### Problem description:
Would you write out the entries below, every one of them, exactly?

### Data supplied:
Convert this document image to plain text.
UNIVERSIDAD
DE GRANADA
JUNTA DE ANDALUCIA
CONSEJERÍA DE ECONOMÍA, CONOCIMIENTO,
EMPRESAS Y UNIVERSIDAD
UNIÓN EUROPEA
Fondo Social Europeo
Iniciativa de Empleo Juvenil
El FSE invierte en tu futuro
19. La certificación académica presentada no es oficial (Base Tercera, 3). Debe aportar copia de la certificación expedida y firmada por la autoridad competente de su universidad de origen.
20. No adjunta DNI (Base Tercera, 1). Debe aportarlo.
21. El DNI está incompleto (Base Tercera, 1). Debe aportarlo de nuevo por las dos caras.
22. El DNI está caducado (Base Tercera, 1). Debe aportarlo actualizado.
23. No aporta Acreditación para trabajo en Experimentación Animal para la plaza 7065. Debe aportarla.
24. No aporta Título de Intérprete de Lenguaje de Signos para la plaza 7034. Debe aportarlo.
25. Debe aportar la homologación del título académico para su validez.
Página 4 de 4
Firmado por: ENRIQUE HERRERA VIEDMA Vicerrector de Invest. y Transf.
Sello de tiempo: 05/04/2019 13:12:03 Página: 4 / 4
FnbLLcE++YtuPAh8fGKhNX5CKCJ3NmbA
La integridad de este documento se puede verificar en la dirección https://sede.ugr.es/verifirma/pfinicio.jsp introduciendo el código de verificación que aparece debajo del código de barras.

### Complete response:
Convert this document image to plain text.
UNIVERSIDAD
DE GRANADA
JUNTA DE ANDALUCIA
CONSEJERÍA DE ECONOMÍA, CONOCIMIENTO,
EMPRESAS Y UNIVERSIDAD
UNIÓN EUROPEA
Fondo Social Europeo
Iniciativa de Empleo Juvenil
El FSE invierte en tu futuro
19. La certificación académica presentada no es oficial (Base Tercera, 3). Debe aportar copia de la certificación expedida y firmada por la autoridad competente de su universidad de origen.
20. No adjunta DNI (Base Tercera, 1). Debe aportarlo.
21. El DNI está incompleto (Base Tercera, 1). Debe aportarlo de nuevo por las dos caras.
22. El DNI está caducado (Base Tercera, 1). Debe aportarlo actualizado.
23. No aporta Acreditación para trabajo en Experimentación Animal para la plaza 7065. Debe aportarla.
24. No aporta Título de Intérprete de Lenguaje de Signos para la plaza 7034. Debe aportarlo.
25. Debe aportar la homologación del título académico para su validez.
Página 4 de 4
Firmado por: ENRIQUE HERRERA VIEDMA Vicerrector de Invest. y Transf.
Sello de tiempo: 05/04/2019 13:12:03 Página: 4 / 4
FnbLLcE++YtuPAh8fGKhNX5CKCJ3NmbA
La integridad de este documento se puede verificar en la dirección https://sede.ugr.es/verifirma/pfinicio.jsp introduciendo el código de verificación que aparece debajo del código de barras.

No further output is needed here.